> Your task
Rewrite the lines of the records from the one containing "Segment this screenshot: for" through the one containing "record-holder-label: Richard Wade bbox=[127, 352, 188, 362]", changing "x-tick-label" to "year-label" wherever it occurs and keeping everything else the same.

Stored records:
+ + + + +

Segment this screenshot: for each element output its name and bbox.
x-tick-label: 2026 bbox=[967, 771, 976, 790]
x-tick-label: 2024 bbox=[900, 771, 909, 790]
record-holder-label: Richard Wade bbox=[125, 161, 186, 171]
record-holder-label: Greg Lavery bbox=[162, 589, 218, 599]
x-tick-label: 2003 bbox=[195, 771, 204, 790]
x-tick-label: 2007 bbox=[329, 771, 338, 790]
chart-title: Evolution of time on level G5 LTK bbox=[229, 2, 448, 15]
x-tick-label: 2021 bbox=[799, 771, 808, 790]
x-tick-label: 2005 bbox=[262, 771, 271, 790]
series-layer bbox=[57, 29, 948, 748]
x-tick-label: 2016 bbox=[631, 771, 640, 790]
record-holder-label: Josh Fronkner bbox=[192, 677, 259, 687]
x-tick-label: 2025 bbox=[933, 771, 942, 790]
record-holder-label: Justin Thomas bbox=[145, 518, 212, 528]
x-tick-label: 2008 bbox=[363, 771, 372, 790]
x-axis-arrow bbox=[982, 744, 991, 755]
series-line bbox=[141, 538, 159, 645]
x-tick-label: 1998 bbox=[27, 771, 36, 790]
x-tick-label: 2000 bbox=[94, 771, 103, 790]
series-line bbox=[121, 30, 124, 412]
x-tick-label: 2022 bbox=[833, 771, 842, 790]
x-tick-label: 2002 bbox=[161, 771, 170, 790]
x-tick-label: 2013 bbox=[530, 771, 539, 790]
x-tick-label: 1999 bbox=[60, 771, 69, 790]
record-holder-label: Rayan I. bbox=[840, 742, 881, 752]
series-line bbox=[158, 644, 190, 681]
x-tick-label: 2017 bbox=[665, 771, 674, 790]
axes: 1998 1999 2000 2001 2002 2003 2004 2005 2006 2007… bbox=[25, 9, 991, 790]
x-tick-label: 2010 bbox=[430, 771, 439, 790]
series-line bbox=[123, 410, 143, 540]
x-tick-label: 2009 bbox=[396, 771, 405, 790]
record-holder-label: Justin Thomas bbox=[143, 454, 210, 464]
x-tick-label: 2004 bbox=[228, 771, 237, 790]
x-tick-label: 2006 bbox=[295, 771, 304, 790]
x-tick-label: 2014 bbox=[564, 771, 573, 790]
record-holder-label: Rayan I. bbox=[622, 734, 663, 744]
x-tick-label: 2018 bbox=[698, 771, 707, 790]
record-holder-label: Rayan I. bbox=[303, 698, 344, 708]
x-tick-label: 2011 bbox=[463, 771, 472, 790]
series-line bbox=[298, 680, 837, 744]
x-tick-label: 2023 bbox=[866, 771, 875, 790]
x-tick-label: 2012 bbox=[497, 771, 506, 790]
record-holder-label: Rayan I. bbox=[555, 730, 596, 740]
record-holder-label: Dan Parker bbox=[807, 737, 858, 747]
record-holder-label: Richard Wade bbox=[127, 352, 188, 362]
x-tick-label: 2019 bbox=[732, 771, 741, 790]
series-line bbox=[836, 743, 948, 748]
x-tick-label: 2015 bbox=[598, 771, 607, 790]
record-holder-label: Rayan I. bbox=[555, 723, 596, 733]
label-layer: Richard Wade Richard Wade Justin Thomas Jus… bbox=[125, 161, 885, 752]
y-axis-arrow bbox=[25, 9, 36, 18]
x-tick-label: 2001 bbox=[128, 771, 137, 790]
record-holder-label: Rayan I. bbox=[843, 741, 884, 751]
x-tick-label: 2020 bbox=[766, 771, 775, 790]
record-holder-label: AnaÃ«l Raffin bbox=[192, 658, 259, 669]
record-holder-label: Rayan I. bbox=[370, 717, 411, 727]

+ + + + +

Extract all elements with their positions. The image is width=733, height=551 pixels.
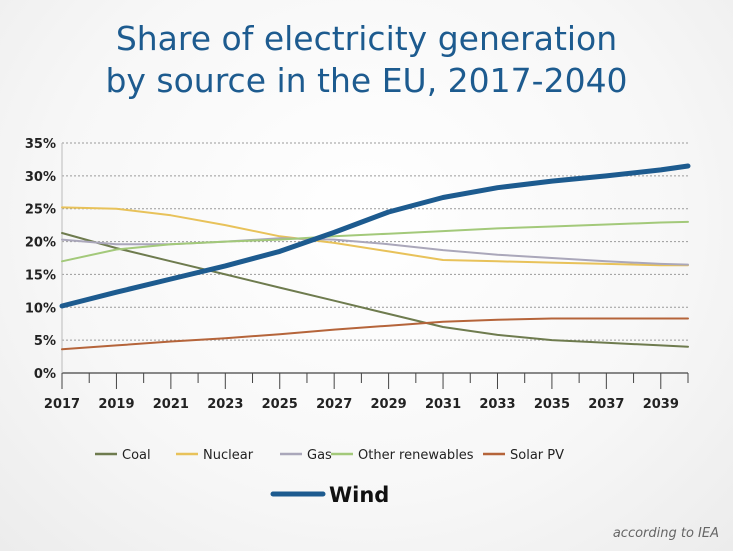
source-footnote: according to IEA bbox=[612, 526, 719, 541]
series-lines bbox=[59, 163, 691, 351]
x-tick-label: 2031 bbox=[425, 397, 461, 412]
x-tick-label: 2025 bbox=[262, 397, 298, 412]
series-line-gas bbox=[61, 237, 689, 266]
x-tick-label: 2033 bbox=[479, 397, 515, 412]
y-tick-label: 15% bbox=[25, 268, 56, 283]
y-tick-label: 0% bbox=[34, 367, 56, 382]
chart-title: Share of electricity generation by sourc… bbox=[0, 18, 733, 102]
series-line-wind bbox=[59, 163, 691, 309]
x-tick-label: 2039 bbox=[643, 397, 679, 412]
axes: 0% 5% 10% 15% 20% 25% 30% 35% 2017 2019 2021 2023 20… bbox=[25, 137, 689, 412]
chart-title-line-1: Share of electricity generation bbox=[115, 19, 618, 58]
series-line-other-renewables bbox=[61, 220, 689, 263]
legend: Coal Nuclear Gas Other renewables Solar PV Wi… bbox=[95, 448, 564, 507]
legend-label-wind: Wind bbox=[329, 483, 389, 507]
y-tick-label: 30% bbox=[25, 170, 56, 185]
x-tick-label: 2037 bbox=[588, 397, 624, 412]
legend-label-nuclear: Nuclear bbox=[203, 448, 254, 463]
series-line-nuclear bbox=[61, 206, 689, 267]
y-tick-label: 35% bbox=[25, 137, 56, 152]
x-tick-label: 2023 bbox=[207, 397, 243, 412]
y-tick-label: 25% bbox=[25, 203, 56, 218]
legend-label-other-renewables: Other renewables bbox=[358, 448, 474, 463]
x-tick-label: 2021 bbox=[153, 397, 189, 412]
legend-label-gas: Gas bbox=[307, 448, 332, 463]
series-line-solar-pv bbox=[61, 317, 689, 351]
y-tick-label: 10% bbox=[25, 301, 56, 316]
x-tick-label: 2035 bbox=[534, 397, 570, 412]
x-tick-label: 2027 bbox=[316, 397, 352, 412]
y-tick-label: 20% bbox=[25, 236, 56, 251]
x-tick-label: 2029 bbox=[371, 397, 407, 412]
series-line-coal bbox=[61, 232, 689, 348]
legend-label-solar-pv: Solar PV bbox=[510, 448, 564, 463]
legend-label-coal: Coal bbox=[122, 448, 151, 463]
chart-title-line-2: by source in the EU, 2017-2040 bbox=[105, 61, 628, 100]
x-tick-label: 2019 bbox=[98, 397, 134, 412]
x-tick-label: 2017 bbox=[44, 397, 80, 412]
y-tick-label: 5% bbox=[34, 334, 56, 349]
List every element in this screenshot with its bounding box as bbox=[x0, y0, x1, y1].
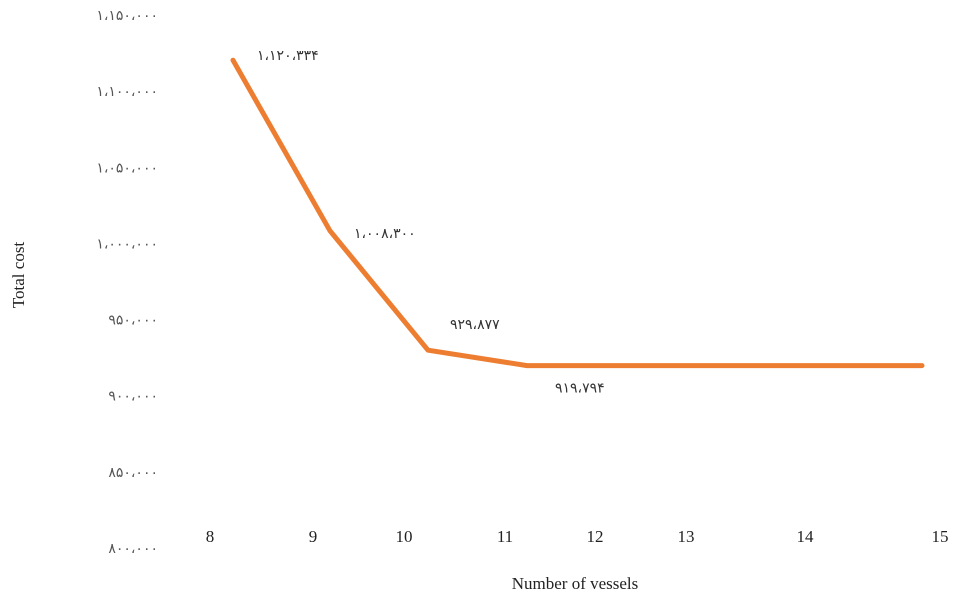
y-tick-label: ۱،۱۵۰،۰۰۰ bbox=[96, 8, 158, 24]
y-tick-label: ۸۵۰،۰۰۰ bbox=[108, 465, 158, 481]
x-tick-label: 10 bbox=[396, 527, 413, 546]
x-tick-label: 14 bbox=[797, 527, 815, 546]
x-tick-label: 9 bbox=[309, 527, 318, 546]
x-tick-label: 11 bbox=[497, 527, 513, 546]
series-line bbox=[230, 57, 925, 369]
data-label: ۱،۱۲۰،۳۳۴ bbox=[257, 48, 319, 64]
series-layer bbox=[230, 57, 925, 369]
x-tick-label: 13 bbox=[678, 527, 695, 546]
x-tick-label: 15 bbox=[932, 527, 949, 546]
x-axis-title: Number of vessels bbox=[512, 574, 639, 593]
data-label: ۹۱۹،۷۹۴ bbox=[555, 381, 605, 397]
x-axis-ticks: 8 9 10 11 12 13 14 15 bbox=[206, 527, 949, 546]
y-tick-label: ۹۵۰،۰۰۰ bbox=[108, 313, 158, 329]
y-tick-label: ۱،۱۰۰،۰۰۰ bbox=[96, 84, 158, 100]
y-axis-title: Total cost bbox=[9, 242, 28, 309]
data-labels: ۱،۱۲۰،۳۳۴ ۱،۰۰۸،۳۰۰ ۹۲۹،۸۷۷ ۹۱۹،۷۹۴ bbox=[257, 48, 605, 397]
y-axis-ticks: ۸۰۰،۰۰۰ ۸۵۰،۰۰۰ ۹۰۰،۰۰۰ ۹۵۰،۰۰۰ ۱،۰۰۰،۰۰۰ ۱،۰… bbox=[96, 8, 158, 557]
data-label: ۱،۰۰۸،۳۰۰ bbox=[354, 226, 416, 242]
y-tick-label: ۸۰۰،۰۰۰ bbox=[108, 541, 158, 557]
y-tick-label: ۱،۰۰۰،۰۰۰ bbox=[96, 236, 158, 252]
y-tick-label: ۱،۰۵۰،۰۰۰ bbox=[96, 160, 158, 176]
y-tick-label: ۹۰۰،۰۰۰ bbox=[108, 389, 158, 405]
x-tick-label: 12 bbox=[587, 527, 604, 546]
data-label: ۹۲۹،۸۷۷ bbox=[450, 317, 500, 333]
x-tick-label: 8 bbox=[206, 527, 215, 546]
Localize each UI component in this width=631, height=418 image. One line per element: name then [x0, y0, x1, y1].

+ + + + +

> In response
Segment this screenshot: for each element output its name and bbox.
year-label: 2026 bbox=[967, 771, 976, 790]
year-label: 2024 bbox=[900, 771, 909, 790]
record-holder-label: Richard Wade bbox=[125, 161, 186, 171]
record-holder-label: Greg Lavery bbox=[162, 589, 218, 599]
year-label: 2003 bbox=[195, 771, 204, 790]
year-label: 2007 bbox=[329, 771, 338, 790]
chart-title: Evolution of time on level G5 LTK bbox=[229, 2, 448, 15]
year-label: 2021 bbox=[799, 771, 808, 790]
year-label: 2005 bbox=[262, 771, 271, 790]
series-layer bbox=[57, 29, 948, 748]
year-label: 2016 bbox=[631, 771, 640, 790]
record-holder-label: Josh Fronkner bbox=[192, 677, 259, 687]
year-label: 2025 bbox=[933, 771, 942, 790]
record-holder-label: Justin Thomas bbox=[145, 518, 212, 528]
year-label: 2008 bbox=[363, 771, 372, 790]
x-axis-arrow bbox=[982, 744, 991, 755]
series-line bbox=[141, 538, 159, 645]
year-label: 1998 bbox=[27, 771, 36, 790]
year-label: 2000 bbox=[94, 771, 103, 790]
series-line bbox=[121, 30, 124, 412]
year-label: 2022 bbox=[833, 771, 842, 790]
year-label: 2002 bbox=[161, 771, 170, 790]
year-label: 2013 bbox=[530, 771, 539, 790]
year-label: 1999 bbox=[60, 771, 69, 790]
record-holder-label: Rayan I. bbox=[840, 742, 881, 752]
series-line bbox=[158, 644, 190, 681]
year-label: 2017 bbox=[665, 771, 674, 790]
axes: 1998 1999 2000 2001 2002 2003 2004 2005 2006 2007… bbox=[25, 9, 991, 790]
year-label: 2010 bbox=[430, 771, 439, 790]
series-line bbox=[123, 410, 143, 540]
year-label: 2009 bbox=[396, 771, 405, 790]
record-holder-label: Justin Thomas bbox=[143, 454, 210, 464]
year-label: 2004 bbox=[228, 771, 237, 790]
year-label: 2006 bbox=[295, 771, 304, 790]
year-label: 2014 bbox=[564, 771, 573, 790]
record-holder-label: Rayan I. bbox=[622, 734, 663, 744]
year-label: 2018 bbox=[698, 771, 707, 790]
record-holder-label: Rayan I. bbox=[303, 698, 344, 708]
year-label: 2011 bbox=[463, 771, 472, 790]
series-line bbox=[298, 680, 837, 744]
year-label: 2023 bbox=[866, 771, 875, 790]
year-label: 2012 bbox=[497, 771, 506, 790]
record-holder-label: Rayan I. bbox=[555, 730, 596, 740]
record-holder-label: Dan Parker bbox=[807, 737, 858, 747]
record-holder-label: Richard Wade bbox=[127, 352, 188, 362]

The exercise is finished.